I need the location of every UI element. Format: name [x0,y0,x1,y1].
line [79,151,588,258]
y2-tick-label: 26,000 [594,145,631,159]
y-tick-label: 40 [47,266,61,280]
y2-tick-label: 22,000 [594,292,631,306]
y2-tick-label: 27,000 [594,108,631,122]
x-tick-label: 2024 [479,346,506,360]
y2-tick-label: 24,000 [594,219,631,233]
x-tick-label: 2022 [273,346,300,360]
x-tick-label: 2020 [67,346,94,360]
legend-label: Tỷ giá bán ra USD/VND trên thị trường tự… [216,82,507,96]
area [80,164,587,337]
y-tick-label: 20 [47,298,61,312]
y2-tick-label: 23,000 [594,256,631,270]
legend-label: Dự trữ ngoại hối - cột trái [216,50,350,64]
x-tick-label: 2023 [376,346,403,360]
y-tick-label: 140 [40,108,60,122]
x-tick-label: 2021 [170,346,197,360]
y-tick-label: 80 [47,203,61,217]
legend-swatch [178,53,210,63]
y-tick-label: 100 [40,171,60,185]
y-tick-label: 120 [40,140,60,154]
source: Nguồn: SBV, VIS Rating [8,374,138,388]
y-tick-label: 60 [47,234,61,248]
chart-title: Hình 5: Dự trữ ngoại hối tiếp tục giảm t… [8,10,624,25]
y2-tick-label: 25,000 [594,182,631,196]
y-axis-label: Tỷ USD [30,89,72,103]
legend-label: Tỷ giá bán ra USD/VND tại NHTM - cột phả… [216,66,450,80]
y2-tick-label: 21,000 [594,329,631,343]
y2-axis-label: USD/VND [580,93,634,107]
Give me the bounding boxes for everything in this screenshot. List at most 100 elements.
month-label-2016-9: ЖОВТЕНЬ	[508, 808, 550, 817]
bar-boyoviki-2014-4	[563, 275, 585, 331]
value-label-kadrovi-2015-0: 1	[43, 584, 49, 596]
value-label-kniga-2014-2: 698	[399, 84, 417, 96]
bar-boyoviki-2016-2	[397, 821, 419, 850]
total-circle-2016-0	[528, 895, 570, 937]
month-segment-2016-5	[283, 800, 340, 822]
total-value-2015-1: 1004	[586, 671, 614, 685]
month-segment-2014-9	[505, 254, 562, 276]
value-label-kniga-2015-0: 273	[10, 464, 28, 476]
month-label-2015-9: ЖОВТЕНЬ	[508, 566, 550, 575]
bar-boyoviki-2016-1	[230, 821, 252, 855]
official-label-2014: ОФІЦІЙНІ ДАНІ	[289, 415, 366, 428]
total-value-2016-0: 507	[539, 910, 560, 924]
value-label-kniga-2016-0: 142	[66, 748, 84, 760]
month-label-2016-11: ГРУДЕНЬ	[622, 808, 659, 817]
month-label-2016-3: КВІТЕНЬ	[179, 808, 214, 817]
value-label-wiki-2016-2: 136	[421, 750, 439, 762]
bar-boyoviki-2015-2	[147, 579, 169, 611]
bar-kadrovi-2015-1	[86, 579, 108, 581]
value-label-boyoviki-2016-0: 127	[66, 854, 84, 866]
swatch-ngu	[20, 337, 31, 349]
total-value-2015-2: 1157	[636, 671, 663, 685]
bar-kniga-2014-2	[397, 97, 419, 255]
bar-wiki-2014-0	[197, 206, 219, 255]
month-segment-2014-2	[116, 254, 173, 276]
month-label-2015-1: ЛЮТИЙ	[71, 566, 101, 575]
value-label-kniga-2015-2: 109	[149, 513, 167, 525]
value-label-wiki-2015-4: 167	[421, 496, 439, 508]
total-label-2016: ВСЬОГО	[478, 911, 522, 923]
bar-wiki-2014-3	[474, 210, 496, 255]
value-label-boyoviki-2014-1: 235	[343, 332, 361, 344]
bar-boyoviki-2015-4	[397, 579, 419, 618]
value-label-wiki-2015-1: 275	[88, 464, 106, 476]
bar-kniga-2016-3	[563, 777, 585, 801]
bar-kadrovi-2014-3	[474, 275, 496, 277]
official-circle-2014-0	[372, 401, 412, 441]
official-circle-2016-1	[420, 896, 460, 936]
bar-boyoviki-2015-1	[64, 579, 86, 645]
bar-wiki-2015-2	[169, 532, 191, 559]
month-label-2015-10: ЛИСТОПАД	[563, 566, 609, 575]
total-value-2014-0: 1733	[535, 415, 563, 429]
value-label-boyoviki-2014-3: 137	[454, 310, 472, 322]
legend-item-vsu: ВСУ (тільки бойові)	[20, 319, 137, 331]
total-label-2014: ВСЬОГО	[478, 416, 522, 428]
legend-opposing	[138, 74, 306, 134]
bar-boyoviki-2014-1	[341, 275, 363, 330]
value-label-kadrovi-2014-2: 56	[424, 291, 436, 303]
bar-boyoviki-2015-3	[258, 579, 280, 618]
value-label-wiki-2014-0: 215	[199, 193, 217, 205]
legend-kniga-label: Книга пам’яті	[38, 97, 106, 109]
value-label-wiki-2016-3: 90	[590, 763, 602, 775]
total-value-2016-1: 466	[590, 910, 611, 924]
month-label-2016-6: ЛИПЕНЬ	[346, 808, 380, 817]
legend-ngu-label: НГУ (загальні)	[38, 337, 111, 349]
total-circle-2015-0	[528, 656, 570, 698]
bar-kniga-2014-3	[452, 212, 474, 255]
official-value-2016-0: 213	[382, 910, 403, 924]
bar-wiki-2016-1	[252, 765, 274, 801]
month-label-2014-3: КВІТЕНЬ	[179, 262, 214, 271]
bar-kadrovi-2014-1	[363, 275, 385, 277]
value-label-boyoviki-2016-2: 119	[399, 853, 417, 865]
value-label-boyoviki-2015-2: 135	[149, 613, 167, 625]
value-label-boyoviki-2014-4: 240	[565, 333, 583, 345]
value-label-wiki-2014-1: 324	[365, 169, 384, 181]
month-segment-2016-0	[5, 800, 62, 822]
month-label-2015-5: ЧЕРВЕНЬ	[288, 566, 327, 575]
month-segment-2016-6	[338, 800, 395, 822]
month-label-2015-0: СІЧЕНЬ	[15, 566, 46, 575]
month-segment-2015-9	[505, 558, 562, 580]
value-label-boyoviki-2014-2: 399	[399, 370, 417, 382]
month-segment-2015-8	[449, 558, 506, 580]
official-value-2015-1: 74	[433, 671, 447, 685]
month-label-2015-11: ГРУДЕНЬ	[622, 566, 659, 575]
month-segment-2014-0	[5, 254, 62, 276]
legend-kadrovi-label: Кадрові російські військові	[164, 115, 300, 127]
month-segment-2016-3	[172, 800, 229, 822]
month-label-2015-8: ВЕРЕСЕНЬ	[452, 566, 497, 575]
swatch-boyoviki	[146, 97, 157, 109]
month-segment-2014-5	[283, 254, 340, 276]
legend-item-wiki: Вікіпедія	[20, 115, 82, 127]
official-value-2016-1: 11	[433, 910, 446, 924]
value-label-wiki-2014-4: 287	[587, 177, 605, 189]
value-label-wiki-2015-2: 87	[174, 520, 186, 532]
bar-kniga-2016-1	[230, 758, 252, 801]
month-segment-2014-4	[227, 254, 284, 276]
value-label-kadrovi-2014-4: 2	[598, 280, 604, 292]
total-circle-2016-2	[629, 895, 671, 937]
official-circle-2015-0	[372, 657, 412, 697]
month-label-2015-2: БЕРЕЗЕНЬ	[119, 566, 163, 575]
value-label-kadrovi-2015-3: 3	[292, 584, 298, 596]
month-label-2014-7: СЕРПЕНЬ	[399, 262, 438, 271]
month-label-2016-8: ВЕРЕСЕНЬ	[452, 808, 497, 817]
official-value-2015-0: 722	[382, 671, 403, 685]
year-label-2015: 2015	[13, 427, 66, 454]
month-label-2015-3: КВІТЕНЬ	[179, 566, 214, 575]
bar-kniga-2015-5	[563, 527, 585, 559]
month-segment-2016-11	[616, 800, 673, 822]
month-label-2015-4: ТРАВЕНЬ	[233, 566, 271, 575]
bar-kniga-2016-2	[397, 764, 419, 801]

○ ○ ○ ○ ○

» Directions for this task
Copy the records word for word, from their first line through the line that contains "y-tick-label: 60 [47,234,61,248]", including that line.

» Response to the task
I need the location of every UI element. Format: name [x0,y0,x1,y1].
line [79,151,588,258]
y2-tick-label: 26,000 [594,145,631,159]
y-tick-label: 40 [47,266,61,280]
y2-tick-label: 22,000 [594,292,631,306]
y2-tick-label: 27,000 [594,108,631,122]
x-tick-label: 2024 [479,346,506,360]
y2-tick-label: 24,000 [594,219,631,233]
x-tick-label: 2022 [273,346,300,360]
x-tick-label: 2020 [67,346,94,360]
legend-label: Tỷ giá bán ra USD/VND trên thị trường tự… [216,82,507,96]
area [80,164,587,337]
y-tick-label: 20 [47,298,61,312]
y2-tick-label: 23,000 [594,256,631,270]
legend-label: Dự trữ ngoại hối - cột trái [216,50,350,64]
x-tick-label: 2023 [376,346,403,360]
y-tick-label: 140 [40,108,60,122]
x-tick-label: 2021 [170,346,197,360]
y-tick-label: 80 [47,203,61,217]
legend-swatch [178,53,210,63]
y-tick-label: 100 [40,171,60,185]
y-tick-label: 120 [40,140,60,154]
source: Nguồn: SBV, VIS Rating [8,374,138,388]
y-tick-label: 60 [47,234,61,248]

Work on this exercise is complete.